----- Records provided
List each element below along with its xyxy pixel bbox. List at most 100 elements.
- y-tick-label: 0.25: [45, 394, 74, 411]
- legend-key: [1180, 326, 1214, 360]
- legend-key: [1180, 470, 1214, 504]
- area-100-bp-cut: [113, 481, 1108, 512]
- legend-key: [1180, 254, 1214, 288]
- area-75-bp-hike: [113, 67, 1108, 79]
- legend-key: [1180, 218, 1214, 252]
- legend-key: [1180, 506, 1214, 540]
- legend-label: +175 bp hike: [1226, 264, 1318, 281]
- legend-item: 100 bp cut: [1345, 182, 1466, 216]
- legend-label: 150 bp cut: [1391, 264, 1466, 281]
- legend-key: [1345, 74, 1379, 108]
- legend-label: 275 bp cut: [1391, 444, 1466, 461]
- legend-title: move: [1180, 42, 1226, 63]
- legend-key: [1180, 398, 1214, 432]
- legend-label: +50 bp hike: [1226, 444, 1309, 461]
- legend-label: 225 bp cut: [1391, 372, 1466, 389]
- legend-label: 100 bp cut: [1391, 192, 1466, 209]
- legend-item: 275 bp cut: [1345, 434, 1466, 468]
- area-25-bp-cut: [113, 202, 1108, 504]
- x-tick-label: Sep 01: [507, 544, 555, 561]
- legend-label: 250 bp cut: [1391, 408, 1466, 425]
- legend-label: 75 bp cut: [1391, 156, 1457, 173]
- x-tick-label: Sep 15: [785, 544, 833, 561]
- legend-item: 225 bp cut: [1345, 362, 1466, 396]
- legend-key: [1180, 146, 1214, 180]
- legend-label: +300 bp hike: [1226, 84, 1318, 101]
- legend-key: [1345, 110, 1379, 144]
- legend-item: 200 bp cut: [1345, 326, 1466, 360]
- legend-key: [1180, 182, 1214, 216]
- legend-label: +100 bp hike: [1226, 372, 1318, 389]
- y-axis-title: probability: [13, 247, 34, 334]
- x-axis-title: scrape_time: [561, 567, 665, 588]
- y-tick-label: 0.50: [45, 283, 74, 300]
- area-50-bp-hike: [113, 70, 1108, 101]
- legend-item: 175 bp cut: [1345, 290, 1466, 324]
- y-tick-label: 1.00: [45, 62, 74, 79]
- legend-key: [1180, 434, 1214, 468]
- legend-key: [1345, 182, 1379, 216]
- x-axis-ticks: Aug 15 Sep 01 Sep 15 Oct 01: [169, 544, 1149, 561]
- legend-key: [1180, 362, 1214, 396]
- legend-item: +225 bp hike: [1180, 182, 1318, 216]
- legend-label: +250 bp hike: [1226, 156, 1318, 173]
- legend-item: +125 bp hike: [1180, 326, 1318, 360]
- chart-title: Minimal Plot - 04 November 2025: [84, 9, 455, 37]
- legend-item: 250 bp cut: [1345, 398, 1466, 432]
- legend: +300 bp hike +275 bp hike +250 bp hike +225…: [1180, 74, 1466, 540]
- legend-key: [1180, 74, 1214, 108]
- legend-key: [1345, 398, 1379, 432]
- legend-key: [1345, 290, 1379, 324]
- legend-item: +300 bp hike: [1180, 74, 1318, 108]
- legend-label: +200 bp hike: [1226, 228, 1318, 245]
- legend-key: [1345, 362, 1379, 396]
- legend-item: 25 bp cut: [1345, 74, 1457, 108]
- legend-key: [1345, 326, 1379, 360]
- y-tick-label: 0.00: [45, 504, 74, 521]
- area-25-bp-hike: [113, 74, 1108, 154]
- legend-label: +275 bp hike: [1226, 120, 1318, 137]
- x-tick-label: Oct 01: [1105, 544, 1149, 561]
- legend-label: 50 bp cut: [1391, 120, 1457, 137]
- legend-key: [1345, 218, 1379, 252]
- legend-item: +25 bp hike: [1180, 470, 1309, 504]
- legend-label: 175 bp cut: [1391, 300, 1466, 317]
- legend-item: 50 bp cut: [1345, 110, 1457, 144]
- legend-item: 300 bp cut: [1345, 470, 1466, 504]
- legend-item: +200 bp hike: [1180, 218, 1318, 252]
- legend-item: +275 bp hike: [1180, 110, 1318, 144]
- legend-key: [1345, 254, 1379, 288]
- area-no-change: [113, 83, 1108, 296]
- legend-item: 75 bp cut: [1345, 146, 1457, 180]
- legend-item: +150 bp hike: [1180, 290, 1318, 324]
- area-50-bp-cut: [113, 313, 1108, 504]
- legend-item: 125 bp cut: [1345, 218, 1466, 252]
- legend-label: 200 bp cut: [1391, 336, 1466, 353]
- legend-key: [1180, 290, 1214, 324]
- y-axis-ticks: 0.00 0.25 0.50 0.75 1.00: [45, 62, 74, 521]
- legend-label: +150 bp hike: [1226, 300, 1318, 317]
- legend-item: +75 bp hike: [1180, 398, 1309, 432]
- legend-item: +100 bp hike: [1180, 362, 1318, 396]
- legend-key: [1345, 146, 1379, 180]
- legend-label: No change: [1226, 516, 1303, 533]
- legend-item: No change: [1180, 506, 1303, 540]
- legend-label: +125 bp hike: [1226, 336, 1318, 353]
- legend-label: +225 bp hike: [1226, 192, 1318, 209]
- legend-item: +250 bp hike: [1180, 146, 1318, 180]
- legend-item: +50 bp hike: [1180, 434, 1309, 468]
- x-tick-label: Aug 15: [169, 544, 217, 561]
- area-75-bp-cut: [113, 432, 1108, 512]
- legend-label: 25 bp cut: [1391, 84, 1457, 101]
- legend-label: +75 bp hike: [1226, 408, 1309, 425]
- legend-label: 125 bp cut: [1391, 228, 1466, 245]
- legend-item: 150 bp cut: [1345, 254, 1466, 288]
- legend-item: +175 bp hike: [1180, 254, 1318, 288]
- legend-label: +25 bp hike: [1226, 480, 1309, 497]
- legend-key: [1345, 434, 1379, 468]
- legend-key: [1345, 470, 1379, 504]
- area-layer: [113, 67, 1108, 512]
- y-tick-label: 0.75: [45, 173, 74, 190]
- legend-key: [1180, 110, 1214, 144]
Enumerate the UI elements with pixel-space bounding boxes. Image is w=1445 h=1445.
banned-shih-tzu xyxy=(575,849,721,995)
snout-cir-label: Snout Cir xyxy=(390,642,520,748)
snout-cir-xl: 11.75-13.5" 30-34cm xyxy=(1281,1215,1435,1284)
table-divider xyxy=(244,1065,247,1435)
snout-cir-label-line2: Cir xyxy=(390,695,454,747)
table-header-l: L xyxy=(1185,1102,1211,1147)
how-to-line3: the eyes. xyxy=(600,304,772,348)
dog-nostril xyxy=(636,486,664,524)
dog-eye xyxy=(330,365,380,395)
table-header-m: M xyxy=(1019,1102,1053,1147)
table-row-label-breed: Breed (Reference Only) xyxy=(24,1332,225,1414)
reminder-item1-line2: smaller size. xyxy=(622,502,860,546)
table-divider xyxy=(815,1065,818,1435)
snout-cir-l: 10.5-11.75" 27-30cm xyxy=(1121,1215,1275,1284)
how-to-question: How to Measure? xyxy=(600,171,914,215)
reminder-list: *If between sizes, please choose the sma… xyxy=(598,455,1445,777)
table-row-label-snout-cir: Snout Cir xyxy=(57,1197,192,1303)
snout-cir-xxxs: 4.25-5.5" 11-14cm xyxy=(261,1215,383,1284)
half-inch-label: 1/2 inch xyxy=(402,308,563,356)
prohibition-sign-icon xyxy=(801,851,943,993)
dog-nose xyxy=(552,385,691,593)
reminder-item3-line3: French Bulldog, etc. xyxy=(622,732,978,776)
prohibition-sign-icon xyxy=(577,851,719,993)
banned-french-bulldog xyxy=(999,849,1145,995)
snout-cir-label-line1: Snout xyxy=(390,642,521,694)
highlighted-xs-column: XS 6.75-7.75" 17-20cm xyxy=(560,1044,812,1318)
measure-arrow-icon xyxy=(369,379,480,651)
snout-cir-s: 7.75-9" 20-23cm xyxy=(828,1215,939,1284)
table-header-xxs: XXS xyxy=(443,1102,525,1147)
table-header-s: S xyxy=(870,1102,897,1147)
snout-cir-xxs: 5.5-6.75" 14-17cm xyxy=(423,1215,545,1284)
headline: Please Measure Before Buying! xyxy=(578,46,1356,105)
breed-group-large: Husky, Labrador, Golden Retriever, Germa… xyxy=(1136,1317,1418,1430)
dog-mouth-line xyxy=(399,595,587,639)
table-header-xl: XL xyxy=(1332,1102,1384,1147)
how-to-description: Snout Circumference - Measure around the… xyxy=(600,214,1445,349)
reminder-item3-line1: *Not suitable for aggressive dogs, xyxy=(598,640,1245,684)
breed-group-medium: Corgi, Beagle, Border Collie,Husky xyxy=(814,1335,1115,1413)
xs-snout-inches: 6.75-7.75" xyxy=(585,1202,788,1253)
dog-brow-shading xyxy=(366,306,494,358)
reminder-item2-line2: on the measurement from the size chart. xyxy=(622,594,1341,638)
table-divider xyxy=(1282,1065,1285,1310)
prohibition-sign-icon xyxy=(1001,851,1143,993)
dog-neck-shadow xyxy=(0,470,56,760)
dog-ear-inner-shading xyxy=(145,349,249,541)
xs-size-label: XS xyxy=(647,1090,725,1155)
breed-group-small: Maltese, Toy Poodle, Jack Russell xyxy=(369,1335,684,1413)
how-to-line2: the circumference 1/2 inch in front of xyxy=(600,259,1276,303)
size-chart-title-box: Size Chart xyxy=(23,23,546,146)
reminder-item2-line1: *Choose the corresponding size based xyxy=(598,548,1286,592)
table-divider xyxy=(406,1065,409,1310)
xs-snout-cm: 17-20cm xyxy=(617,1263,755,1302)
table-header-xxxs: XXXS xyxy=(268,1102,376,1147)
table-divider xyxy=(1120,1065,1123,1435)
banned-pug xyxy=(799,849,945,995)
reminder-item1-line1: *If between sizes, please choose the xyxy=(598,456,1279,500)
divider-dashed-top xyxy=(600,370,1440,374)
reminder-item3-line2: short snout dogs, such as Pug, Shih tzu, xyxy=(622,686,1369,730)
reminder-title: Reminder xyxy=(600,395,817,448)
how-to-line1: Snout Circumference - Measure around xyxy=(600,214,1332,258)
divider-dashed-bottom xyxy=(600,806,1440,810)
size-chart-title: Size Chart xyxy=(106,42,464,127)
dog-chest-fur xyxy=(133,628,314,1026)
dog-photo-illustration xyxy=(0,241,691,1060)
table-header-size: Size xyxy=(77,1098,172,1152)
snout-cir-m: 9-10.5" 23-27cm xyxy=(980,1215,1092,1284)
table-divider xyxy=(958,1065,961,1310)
----------
### Directions for this task
Starting with the first line of the items and going on through the line with "- legend-item: 225", both included, render those lines as a Markdown table with two columns, Row and Entry: the row number, then the line itself, leaving out any blank lines.

### Expected answer
| Row | Entry |
|---|---|
| 1 | List each element below along with its xyxy pixel bbox. List at most 100 elements. |
| 2 | - y-tick-label: 0.25: [45, 394, 74, 411] |
| 3 | - legend-key: [1180, 326, 1214, 360] |
| 4 | - legend-key: [1180, 470, 1214, 504] |
| 5 | - area-100-bp-cut: [113, 481, 1108, 512] |
| 6 | - legend-key: [1180, 254, 1214, 288] |
| 7 | - area-75-bp-hike: [113, 67, 1108, 79] |
| 8 | - legend-key: [1180, 218, 1214, 252] |
| 9 | - legend-key: [1180, 506, 1214, 540] |
| 10 | - legend-label: +175 bp hike: [1226, 264, 1318, 281] |
| 11 | - legend-item: 100 bp cut: [1345, 182, 1466, 216] |
| 12 | - legend-label: 150 bp cut: [1391, 264, 1466, 281] |
| 13 | - legend-key: [1345, 74, 1379, 108] |
| 14 | - legend-label: 275 bp cut: [1391, 444, 1466, 461] |
| 15 | - legend-title: move: [1180, 42, 1226, 63] |
| 16 | - legend-key: [1180, 398, 1214, 432] |
| 17 | - legend-label: +50 bp hike: [1226, 444, 1309, 461] |
| 18 | - legend-label: 225 bp cut: [1391, 372, 1466, 389] |
| 19 | - legend-label: 100 bp cut: [1391, 192, 1466, 209] |
| 20 | - legend-item: 275 bp cut: [1345, 434, 1466, 468] |
| 21 | - area-25-bp-cut: [113, 202, 1108, 504] |
| 22 | - x-tick-label: Sep 01: [507, 544, 555, 561] |
| 23 | - legend-label: 250 bp cut: [1391, 408, 1466, 425] |
| 24 | - legend-label: 75 bp cut: [1391, 156, 1457, 173] |
| 25 | - x-tick-label: Sep 15: [785, 544, 833, 561] |
| 26 | - legend-item: 225 bp cut: [1345, 362, 1466, 396] |